* **Exercise brief**:
Skip the pictures. Transcribe the rest of the data below without changing a word.

— start Provided data —

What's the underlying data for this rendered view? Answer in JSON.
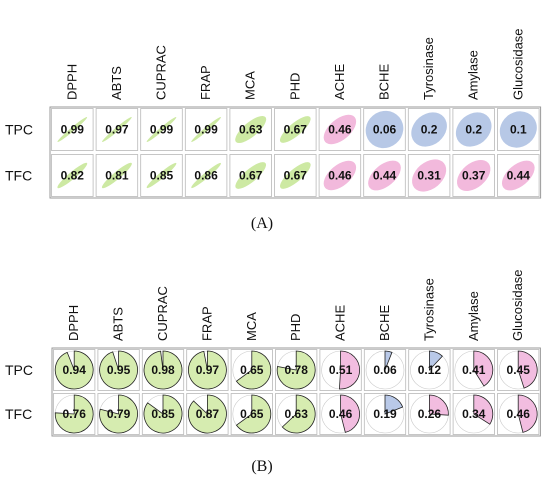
{
  "chart_data": [
    {
      "type": "heatmap",
      "style": "ellipse",
      "panel_label": "(A)",
      "columns": [
        "DPPH",
        "ABTS",
        "CUPRAC",
        "FRAP",
        "MCA",
        "PHD",
        "ACHE",
        "BCHE",
        "Tyrosinase",
        "Amylase",
        "Glucosidase"
      ],
      "rows": [
        "TPC",
        "TFC"
      ],
      "values": [
        [
          0.99,
          0.97,
          0.99,
          0.99,
          0.63,
          0.67,
          0.46,
          0.06,
          0.2,
          0.2,
          0.1
        ],
        [
          0.82,
          0.81,
          0.85,
          0.86,
          0.67,
          0.67,
          0.46,
          0.44,
          0.31,
          0.37,
          0.44
        ]
      ],
      "value_labels": [
        [
          "0.99",
          "0.97",
          "0.99",
          "0.99",
          "0.63",
          "0.67",
          "0.46",
          "0.06",
          "0.2",
          "0.2",
          "0.1"
        ],
        [
          "0.82",
          "0.81",
          "0.85",
          "0.86",
          "0.67",
          "0.67",
          "0.46",
          "0.44",
          "0.31",
          "0.37",
          "0.44"
        ]
      ],
      "colors": {
        "green": "#cde9a3",
        "pink": "#f2b9dc",
        "blue": "#b7c8e6"
      },
      "cell_colors": [
        [
          "green",
          "green",
          "green",
          "green",
          "green",
          "green",
          "pink",
          "blue",
          "blue",
          "blue",
          "blue"
        ],
        [
          "green",
          "green",
          "green",
          "green",
          "green",
          "green",
          "pink",
          "pink",
          "pink",
          "pink",
          "pink"
        ]
      ]
    },
    {
      "type": "heatmap",
      "style": "pie",
      "panel_label": "(B)",
      "columns": [
        "DPPH",
        "ABTS",
        "CUPRAC",
        "FRAP",
        "MCA",
        "PHD",
        "ACHE",
        "BCHE",
        "Tyrosinase",
        "Amylase",
        "Glucosidase"
      ],
      "rows": [
        "TPC",
        "TFC"
      ],
      "values": [
        [
          0.94,
          0.95,
          0.98,
          0.97,
          0.65,
          0.78,
          0.51,
          0.06,
          0.12,
          0.41,
          0.45
        ],
        [
          0.76,
          0.79,
          0.85,
          0.87,
          0.65,
          0.63,
          0.46,
          0.19,
          0.26,
          0.34,
          0.46
        ]
      ],
      "value_labels": [
        [
          "0.94",
          "0.95",
          "0.98",
          "0.97",
          "0.65",
          "0.78",
          "0.51",
          "0.06",
          "0.12",
          "0.41",
          "0.45"
        ],
        [
          "0.76",
          "0.79",
          "0.85",
          "0.87",
          "0.65",
          "0.63",
          "0.46",
          "0.19",
          "0.26",
          "0.34",
          "0.46"
        ]
      ],
      "colors": {
        "green": "#d6ecb0",
        "pink": "#f2bde0",
        "blue": "#b9c9e8"
      },
      "cell_colors": [
        [
          "green",
          "green",
          "green",
          "green",
          "green",
          "green",
          "pink",
          "blue",
          "blue",
          "pink",
          "pink"
        ],
        [
          "green",
          "green",
          "green",
          "green",
          "green",
          "green",
          "pink",
          "blue",
          "pink",
          "pink",
          "pink"
        ]
      ]
    }
  ]
}
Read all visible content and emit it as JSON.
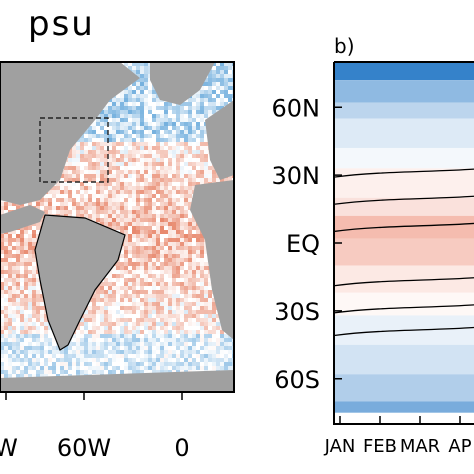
{
  "figure": {
    "units_label": "psu",
    "panel_b_label": "b)"
  },
  "chart_data": [
    {
      "type": "heatmap",
      "panel": "a",
      "title": "psu",
      "x_ticks": [
        "W",
        "60W",
        "0"
      ],
      "description_colors": {
        "ocean_positive": "#e8896e",
        "ocean_negative": "#3a8fd0",
        "land": "#a0a0a0",
        "ice": "#ffffff"
      }
    },
    {
      "type": "heatmap",
      "panel": "b",
      "title": "b)",
      "x_ticks": [
        "JAN",
        "FEB",
        "MAR",
        "AP"
      ],
      "y_ticks": [
        "60N",
        "30N",
        "EQ",
        "30S",
        "60S"
      ],
      "y_values": [
        60,
        30,
        0,
        -30,
        -60
      ],
      "ylim": [
        -80,
        80
      ],
      "bands": [
        {
          "lat_top": 80,
          "lat_bottom": 72,
          "value": -0.9
        },
        {
          "lat_top": 72,
          "lat_bottom": 62,
          "value": -0.5
        },
        {
          "lat_top": 62,
          "lat_bottom": 55,
          "value": -0.3
        },
        {
          "lat_top": 55,
          "lat_bottom": 42,
          "value": -0.15
        },
        {
          "lat_top": 42,
          "lat_bottom": 33,
          "value": -0.05
        },
        {
          "lat_top": 33,
          "lat_bottom": 20,
          "value": 0.1
        },
        {
          "lat_top": 20,
          "lat_bottom": 12,
          "value": 0.2
        },
        {
          "lat_top": 12,
          "lat_bottom": 2,
          "value": 0.45
        },
        {
          "lat_top": 2,
          "lat_bottom": -10,
          "value": 0.35
        },
        {
          "lat_top": -10,
          "lat_bottom": -22,
          "value": 0.15
        },
        {
          "lat_top": -22,
          "lat_bottom": -32,
          "value": 0.05
        },
        {
          "lat_top": -32,
          "lat_bottom": -45,
          "value": -0.1
        },
        {
          "lat_top": -45,
          "lat_bottom": -58,
          "value": -0.2
        },
        {
          "lat_top": -58,
          "lat_bottom": -70,
          "value": -0.35
        },
        {
          "lat_top": -70,
          "lat_bottom": -75,
          "value": -0.6
        }
      ],
      "contour_lats": [
        30,
        18,
        6,
        -18,
        -30,
        -40
      ],
      "colors": {
        "positive": "#e8694e",
        "negative": "#1f74c4",
        "neutral": "#ffffff",
        "contour": "#000000"
      }
    }
  ]
}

— end Provided data —

* **Task answer**:
What's the underlying data for this rendered view? Answer in JSON.
{
  "chart_data": [
    {
      "type": "heatmap",
      "style": "ellipse",
      "panel_label": "(A)",
      "columns": [
        "DPPH",
        "ABTS",
        "CUPRAC",
        "FRAP",
        "MCA",
        "PHD",
        "ACHE",
        "BCHE",
        "Tyrosinase",
        "Amylase",
        "Glucosidase"
      ],
      "rows": [
        "TPC",
        "TFC"
      ],
      "values": [
        [
          0.99,
          0.97,
          0.99,
          0.99,
          0.63,
          0.67,
          0.46,
          0.06,
          0.2,
          0.2,
          0.1
        ],
        [
          0.82,
          0.81,
          0.85,
          0.86,
          0.67,
          0.67,
          0.46,
          0.44,
          0.31,
          0.37,
          0.44
        ]
      ],
      "value_labels": [
        [
          "0.99",
          "0.97",
          "0.99",
          "0.99",
          "0.63",
          "0.67",
          "0.46",
          "0.06",
          "0.2",
          "0.2",
          "0.1"
        ],
        [
          "0.82",
          "0.81",
          "0.85",
          "0.86",
          "0.67",
          "0.67",
          "0.46",
          "0.44",
          "0.31",
          "0.37",
          "0.44"
        ]
      ],
      "colors": {
        "green": "#cde9a3",
        "pink": "#f2b9dc",
        "blue": "#b7c8e6"
      },
      "cell_colors": [
        [
          "green",
          "green",
          "green",
          "green",
          "green",
          "green",
          "pink",
          "blue",
          "blue",
          "blue",
          "blue"
        ],
        [
          "green",
          "green",
          "green",
          "green",
          "green",
          "green",
          "pink",
          "pink",
          "pink",
          "pink",
          "pink"
        ]
      ]
    },
    {
      "type": "heatmap",
      "style": "pie",
      "panel_label": "(B)",
      "columns": [
        "DPPH",
        "ABTS",
        "CUPRAC",
        "FRAP",
        "MCA",
        "PHD",
        "ACHE",
        "BCHE",
        "Tyrosinase",
        "Amylase",
        "Glucosidase"
      ],
      "rows": [
        "TPC",
        "TFC"
      ],
      "values": [
        [
          0.94,
          0.95,
          0.98,
          0.97,
          0.65,
          0.78,
          0.51,
          0.06,
          0.12,
          0.41,
          0.45
        ],
        [
          0.76,
          0.79,
          0.85,
          0.87,
          0.65,
          0.63,
          0.46,
          0.19,
          0.26,
          0.34,
          0.46
        ]
      ],
      "value_labels": [
        [
          "0.94",
          "0.95",
          "0.98",
          "0.97",
          "0.65",
          "0.78",
          "0.51",
          "0.06",
          "0.12",
          "0.41",
          "0.45"
        ],
        [
          "0.76",
          "0.79",
          "0.85",
          "0.87",
          "0.65",
          "0.63",
          "0.46",
          "0.19",
          "0.26",
          "0.34",
          "0.46"
        ]
      ],
      "colors": {
        "green": "#d6ecb0",
        "pink": "#f2bde0",
        "blue": "#b9c9e8"
      },
      "cell_colors": [
        [
          "green",
          "green",
          "green",
          "green",
          "green",
          "green",
          "pink",
          "blue",
          "blue",
          "pink",
          "pink"
        ],
        [
          "green",
          "green",
          "green",
          "green",
          "green",
          "green",
          "pink",
          "blue",
          "pink",
          "pink",
          "pink"
        ]
      ]
    }
  ]
}
Read all visible content and emit it as JSON.
{
  "figure": {
    "units_label": "psu",
    "panel_b_label": "b)"
  },
  "chart_data": [
    {
      "type": "heatmap",
      "panel": "a",
      "title": "psu",
      "x_ticks": [
        "W",
        "60W",
        "0"
      ],
      "description_colors": {
        "ocean_positive": "#e8896e",
        "ocean_negative": "#3a8fd0",
        "land": "#a0a0a0",
        "ice": "#ffffff"
      }
    },
    {
      "type": "heatmap",
      "panel": "b",
      "title": "b)",
      "x_ticks": [
        "JAN",
        "FEB",
        "MAR",
        "AP"
      ],
      "y_ticks": [
        "60N",
        "30N",
        "EQ",
        "30S",
        "60S"
      ],
      "y_values": [
        60,
        30,
        0,
        -30,
        -60
      ],
      "ylim": [
        -80,
        80
      ],
      "bands": [
        {
          "lat_top": 80,
          "lat_bottom": 72,
          "value": -0.9
        },
        {
          "lat_top": 72,
          "lat_bottom": 62,
          "value": -0.5
        },
        {
          "lat_top": 62,
          "lat_bottom": 55,
          "value": -0.3
        },
        {
          "lat_top": 55,
          "lat_bottom": 42,
          "value": -0.15
        },
        {
          "lat_top": 42,
          "lat_bottom": 33,
          "value": -0.05
        },
        {
          "lat_top": 33,
          "lat_bottom": 20,
          "value": 0.1
        },
        {
          "lat_top": 20,
          "lat_bottom": 12,
          "value": 0.2
        },
        {
          "lat_top": 12,
          "lat_bottom": 2,
          "value": 0.45
        },
        {
          "lat_top": 2,
          "lat_bottom": -10,
          "value": 0.35
        },
        {
          "lat_top": -10,
          "lat_bottom": -22,
          "value": 0.15
        },
        {
          "lat_top": -22,
          "lat_bottom": -32,
          "value": 0.05
        },
        {
          "lat_top": -32,
          "lat_bottom": -45,
          "value": -0.1
        },
        {
          "lat_top": -45,
          "lat_bottom": -58,
          "value": -0.2
        },
        {
          "lat_top": -58,
          "lat_bottom": -70,
          "value": -0.35
        },
        {
          "lat_top": -70,
          "lat_bottom": -75,
          "value": -0.6
        }
      ],
      "contour_lats": [
        30,
        18,
        6,
        -18,
        -30,
        -40
      ],
      "colors": {
        "positive": "#e8694e",
        "negative": "#1f74c4",
        "neutral": "#ffffff",
        "contour": "#000000"
      }
    }
  ]
}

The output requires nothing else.